TO BE DONE:
Type out the data exactly as given. Skip any image.

SUPPLIED RECORDS:
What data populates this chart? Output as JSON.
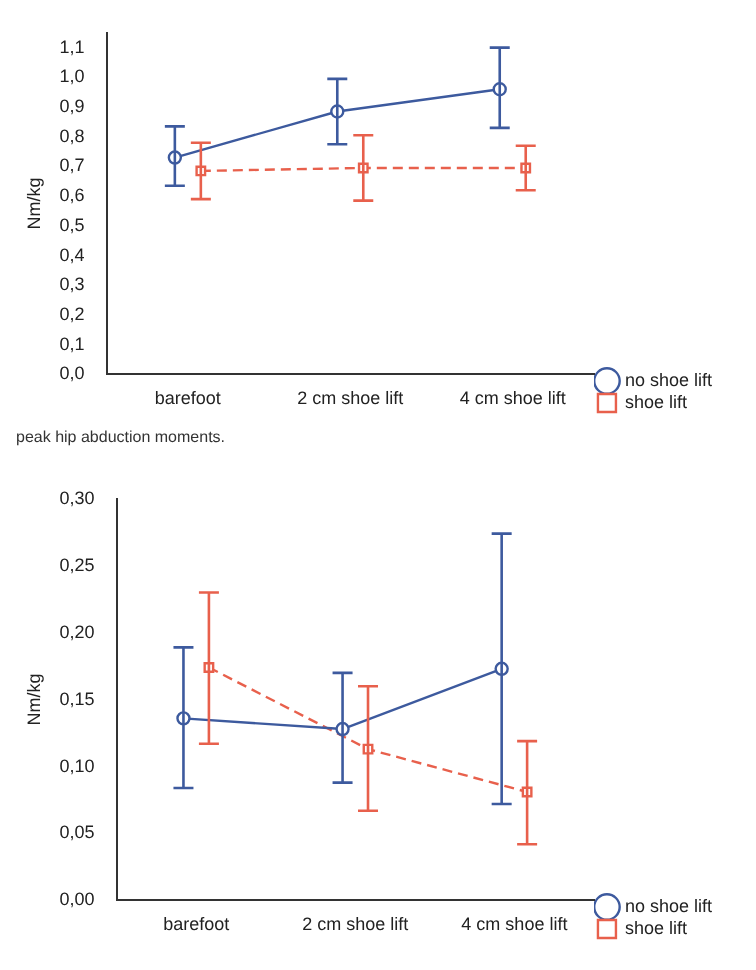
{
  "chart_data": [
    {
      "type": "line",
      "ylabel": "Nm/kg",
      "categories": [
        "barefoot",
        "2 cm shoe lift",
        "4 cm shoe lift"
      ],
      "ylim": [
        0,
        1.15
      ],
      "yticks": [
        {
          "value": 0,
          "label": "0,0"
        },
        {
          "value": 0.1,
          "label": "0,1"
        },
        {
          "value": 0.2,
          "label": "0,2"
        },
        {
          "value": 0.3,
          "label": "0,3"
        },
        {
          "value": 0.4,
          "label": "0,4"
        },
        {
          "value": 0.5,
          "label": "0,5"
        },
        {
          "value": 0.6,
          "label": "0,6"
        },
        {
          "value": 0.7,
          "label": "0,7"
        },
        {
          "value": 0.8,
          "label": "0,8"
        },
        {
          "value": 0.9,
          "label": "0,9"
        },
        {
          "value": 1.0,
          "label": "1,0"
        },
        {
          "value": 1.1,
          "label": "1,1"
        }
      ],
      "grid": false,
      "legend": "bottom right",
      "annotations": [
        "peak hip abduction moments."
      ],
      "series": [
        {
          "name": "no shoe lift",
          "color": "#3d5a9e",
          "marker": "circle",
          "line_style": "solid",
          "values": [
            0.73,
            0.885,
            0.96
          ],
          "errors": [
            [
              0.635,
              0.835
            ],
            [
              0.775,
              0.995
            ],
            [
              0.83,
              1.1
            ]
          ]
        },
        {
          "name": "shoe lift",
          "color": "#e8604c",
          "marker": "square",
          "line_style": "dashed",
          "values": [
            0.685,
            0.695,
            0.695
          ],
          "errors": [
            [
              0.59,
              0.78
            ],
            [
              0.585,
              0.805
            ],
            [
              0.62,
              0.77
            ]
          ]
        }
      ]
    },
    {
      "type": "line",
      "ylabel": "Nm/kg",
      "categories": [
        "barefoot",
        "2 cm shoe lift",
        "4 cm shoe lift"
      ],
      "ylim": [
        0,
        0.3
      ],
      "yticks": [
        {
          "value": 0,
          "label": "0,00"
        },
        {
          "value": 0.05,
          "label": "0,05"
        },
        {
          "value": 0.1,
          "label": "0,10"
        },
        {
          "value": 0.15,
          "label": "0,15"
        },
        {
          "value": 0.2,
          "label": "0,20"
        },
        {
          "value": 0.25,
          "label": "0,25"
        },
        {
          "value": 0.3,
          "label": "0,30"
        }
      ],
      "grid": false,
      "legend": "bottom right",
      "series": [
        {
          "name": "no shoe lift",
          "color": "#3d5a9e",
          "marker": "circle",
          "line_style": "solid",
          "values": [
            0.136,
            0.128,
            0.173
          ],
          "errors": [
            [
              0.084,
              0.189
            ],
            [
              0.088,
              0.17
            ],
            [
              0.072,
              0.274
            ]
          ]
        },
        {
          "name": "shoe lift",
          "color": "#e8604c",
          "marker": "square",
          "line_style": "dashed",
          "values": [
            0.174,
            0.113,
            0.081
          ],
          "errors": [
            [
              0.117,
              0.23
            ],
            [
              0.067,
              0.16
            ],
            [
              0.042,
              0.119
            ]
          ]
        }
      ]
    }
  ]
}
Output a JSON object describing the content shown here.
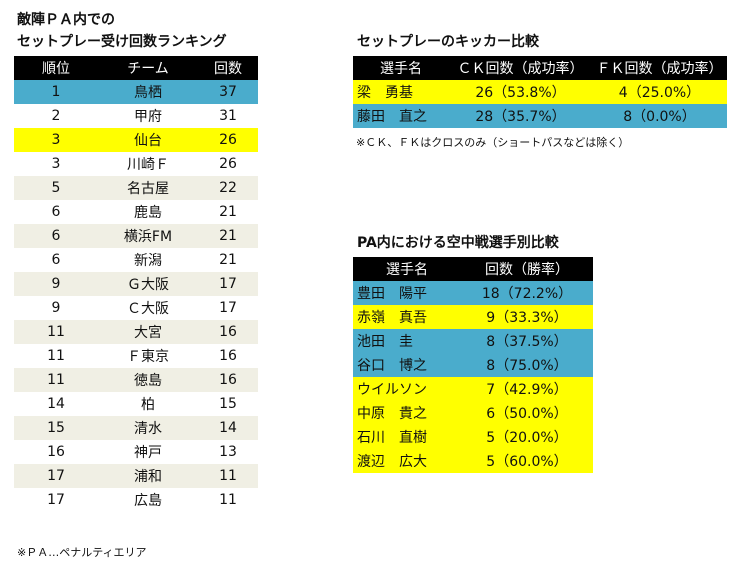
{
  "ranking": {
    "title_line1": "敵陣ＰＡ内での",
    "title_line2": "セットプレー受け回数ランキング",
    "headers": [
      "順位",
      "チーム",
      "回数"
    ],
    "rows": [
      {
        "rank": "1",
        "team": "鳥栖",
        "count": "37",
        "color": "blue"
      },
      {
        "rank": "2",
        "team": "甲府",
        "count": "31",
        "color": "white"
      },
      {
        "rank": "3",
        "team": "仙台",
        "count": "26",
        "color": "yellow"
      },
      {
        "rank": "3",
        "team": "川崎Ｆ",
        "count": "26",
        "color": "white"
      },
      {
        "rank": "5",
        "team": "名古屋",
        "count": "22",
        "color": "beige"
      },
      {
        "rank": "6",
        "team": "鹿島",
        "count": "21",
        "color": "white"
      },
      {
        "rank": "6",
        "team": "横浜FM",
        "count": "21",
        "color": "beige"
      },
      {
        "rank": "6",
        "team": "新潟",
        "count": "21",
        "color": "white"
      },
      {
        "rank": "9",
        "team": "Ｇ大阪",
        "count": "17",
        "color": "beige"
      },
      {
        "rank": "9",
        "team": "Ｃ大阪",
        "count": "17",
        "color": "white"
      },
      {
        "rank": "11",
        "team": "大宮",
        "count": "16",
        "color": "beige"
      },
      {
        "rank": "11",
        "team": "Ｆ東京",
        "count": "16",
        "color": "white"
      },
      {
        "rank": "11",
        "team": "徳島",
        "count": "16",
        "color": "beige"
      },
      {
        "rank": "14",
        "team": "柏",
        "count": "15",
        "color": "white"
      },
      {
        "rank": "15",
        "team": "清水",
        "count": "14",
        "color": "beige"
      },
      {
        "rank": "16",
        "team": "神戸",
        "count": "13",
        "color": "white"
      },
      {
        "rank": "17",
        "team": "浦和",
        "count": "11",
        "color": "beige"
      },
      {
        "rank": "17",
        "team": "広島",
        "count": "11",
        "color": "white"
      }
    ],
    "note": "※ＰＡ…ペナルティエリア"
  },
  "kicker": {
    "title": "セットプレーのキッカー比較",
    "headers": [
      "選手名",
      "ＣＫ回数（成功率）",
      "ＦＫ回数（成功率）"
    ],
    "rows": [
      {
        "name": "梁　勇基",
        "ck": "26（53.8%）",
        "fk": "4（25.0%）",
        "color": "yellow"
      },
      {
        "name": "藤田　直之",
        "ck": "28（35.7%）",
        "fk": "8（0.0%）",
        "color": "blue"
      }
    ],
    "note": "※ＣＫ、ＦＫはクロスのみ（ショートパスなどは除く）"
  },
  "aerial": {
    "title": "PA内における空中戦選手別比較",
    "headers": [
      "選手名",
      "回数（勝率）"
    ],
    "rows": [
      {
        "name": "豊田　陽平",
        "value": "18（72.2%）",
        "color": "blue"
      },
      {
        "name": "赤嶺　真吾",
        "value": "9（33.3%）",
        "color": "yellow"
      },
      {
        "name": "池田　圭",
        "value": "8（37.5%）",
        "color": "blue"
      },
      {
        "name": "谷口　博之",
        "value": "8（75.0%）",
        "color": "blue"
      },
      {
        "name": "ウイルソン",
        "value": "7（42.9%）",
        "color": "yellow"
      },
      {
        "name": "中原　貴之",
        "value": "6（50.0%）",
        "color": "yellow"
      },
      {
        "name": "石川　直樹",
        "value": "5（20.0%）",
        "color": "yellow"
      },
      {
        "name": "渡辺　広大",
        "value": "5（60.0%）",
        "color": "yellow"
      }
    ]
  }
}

THE REPLY:
What data populates this chart? Output as JSON.
{
  "chart_data": [
    {
      "type": "line",
      "ylabel": "Nm/kg",
      "categories": [
        "barefoot",
        "2 cm shoe lift",
        "4 cm shoe lift"
      ],
      "ylim": [
        0,
        1.15
      ],
      "yticks": [
        {
          "value": 0,
          "label": "0,0"
        },
        {
          "value": 0.1,
          "label": "0,1"
        },
        {
          "value": 0.2,
          "label": "0,2"
        },
        {
          "value": 0.3,
          "label": "0,3"
        },
        {
          "value": 0.4,
          "label": "0,4"
        },
        {
          "value": 0.5,
          "label": "0,5"
        },
        {
          "value": 0.6,
          "label": "0,6"
        },
        {
          "value": 0.7,
          "label": "0,7"
        },
        {
          "value": 0.8,
          "label": "0,8"
        },
        {
          "value": 0.9,
          "label": "0,9"
        },
        {
          "value": 1.0,
          "label": "1,0"
        },
        {
          "value": 1.1,
          "label": "1,1"
        }
      ],
      "grid": false,
      "legend": "bottom right",
      "annotations": [
        "peak hip abduction moments."
      ],
      "series": [
        {
          "name": "no shoe lift",
          "color": "#3d5a9e",
          "marker": "circle",
          "line_style": "solid",
          "values": [
            0.73,
            0.885,
            0.96
          ],
          "errors": [
            [
              0.635,
              0.835
            ],
            [
              0.775,
              0.995
            ],
            [
              0.83,
              1.1
            ]
          ]
        },
        {
          "name": "shoe lift",
          "color": "#e8604c",
          "marker": "square",
          "line_style": "dashed",
          "values": [
            0.685,
            0.695,
            0.695
          ],
          "errors": [
            [
              0.59,
              0.78
            ],
            [
              0.585,
              0.805
            ],
            [
              0.62,
              0.77
            ]
          ]
        }
      ]
    },
    {
      "type": "line",
      "ylabel": "Nm/kg",
      "categories": [
        "barefoot",
        "2 cm shoe lift",
        "4 cm shoe lift"
      ],
      "ylim": [
        0,
        0.3
      ],
      "yticks": [
        {
          "value": 0,
          "label": "0,00"
        },
        {
          "value": 0.05,
          "label": "0,05"
        },
        {
          "value": 0.1,
          "label": "0,10"
        },
        {
          "value": 0.15,
          "label": "0,15"
        },
        {
          "value": 0.2,
          "label": "0,20"
        },
        {
          "value": 0.25,
          "label": "0,25"
        },
        {
          "value": 0.3,
          "label": "0,30"
        }
      ],
      "grid": false,
      "legend": "bottom right",
      "series": [
        {
          "name": "no shoe lift",
          "color": "#3d5a9e",
          "marker": "circle",
          "line_style": "solid",
          "values": [
            0.136,
            0.128,
            0.173
          ],
          "errors": [
            [
              0.084,
              0.189
            ],
            [
              0.088,
              0.17
            ],
            [
              0.072,
              0.274
            ]
          ]
        },
        {
          "name": "shoe lift",
          "color": "#e8604c",
          "marker": "square",
          "line_style": "dashed",
          "values": [
            0.174,
            0.113,
            0.081
          ],
          "errors": [
            [
              0.117,
              0.23
            ],
            [
              0.067,
              0.16
            ],
            [
              0.042,
              0.119
            ]
          ]
        }
      ]
    }
  ]
}
Output a JSON object describing the content shown here.
{
  "ranking": {
    "title_line1": "敵陣ＰＡ内での",
    "title_line2": "セットプレー受け回数ランキング",
    "headers": [
      "順位",
      "チーム",
      "回数"
    ],
    "rows": [
      {
        "rank": "1",
        "team": "鳥栖",
        "count": "37",
        "color": "blue"
      },
      {
        "rank": "2",
        "team": "甲府",
        "count": "31",
        "color": "white"
      },
      {
        "rank": "3",
        "team": "仙台",
        "count": "26",
        "color": "yellow"
      },
      {
        "rank": "3",
        "team": "川崎Ｆ",
        "count": "26",
        "color": "white"
      },
      {
        "rank": "5",
        "team": "名古屋",
        "count": "22",
        "color": "beige"
      },
      {
        "rank": "6",
        "team": "鹿島",
        "count": "21",
        "color": "white"
      },
      {
        "rank": "6",
        "team": "横浜FM",
        "count": "21",
        "color": "beige"
      },
      {
        "rank": "6",
        "team": "新潟",
        "count": "21",
        "color": "white"
      },
      {
        "rank": "9",
        "team": "Ｇ大阪",
        "count": "17",
        "color": "beige"
      },
      {
        "rank": "9",
        "team": "Ｃ大阪",
        "count": "17",
        "color": "white"
      },
      {
        "rank": "11",
        "team": "大宮",
        "count": "16",
        "color": "beige"
      },
      {
        "rank": "11",
        "team": "Ｆ東京",
        "count": "16",
        "color": "white"
      },
      {
        "rank": "11",
        "team": "徳島",
        "count": "16",
        "color": "beige"
      },
      {
        "rank": "14",
        "team": "柏",
        "count": "15",
        "color": "white"
      },
      {
        "rank": "15",
        "team": "清水",
        "count": "14",
        "color": "beige"
      },
      {
        "rank": "16",
        "team": "神戸",
        "count": "13",
        "color": "white"
      },
      {
        "rank": "17",
        "team": "浦和",
        "count": "11",
        "color": "beige"
      },
      {
        "rank": "17",
        "team": "広島",
        "count": "11",
        "color": "white"
      }
    ],
    "note": "※ＰＡ…ペナルティエリア"
  },
  "kicker": {
    "title": "セットプレーのキッカー比較",
    "headers": [
      "選手名",
      "ＣＫ回数（成功率）",
      "ＦＫ回数（成功率）"
    ],
    "rows": [
      {
        "name": "梁　勇基",
        "ck": "26（53.8%）",
        "fk": "4（25.0%）",
        "color": "yellow"
      },
      {
        "name": "藤田　直之",
        "ck": "28（35.7%）",
        "fk": "8（0.0%）",
        "color": "blue"
      }
    ],
    "note": "※ＣＫ、ＦＫはクロスのみ（ショートパスなどは除く）"
  },
  "aerial": {
    "title": "PA内における空中戦選手別比較",
    "headers": [
      "選手名",
      "回数（勝率）"
    ],
    "rows": [
      {
        "name": "豊田　陽平",
        "value": "18（72.2%）",
        "color": "blue"
      },
      {
        "name": "赤嶺　真吾",
        "value": "9（33.3%）",
        "color": "yellow"
      },
      {
        "name": "池田　圭",
        "value": "8（37.5%）",
        "color": "blue"
      },
      {
        "name": "谷口　博之",
        "value": "8（75.0%）",
        "color": "blue"
      },
      {
        "name": "ウイルソン",
        "value": "7（42.9%）",
        "color": "yellow"
      },
      {
        "name": "中原　貴之",
        "value": "6（50.0%）",
        "color": "yellow"
      },
      {
        "name": "石川　直樹",
        "value": "5（20.0%）",
        "color": "yellow"
      },
      {
        "name": "渡辺　広大",
        "value": "5（60.0%）",
        "color": "yellow"
      }
    ]
  }
}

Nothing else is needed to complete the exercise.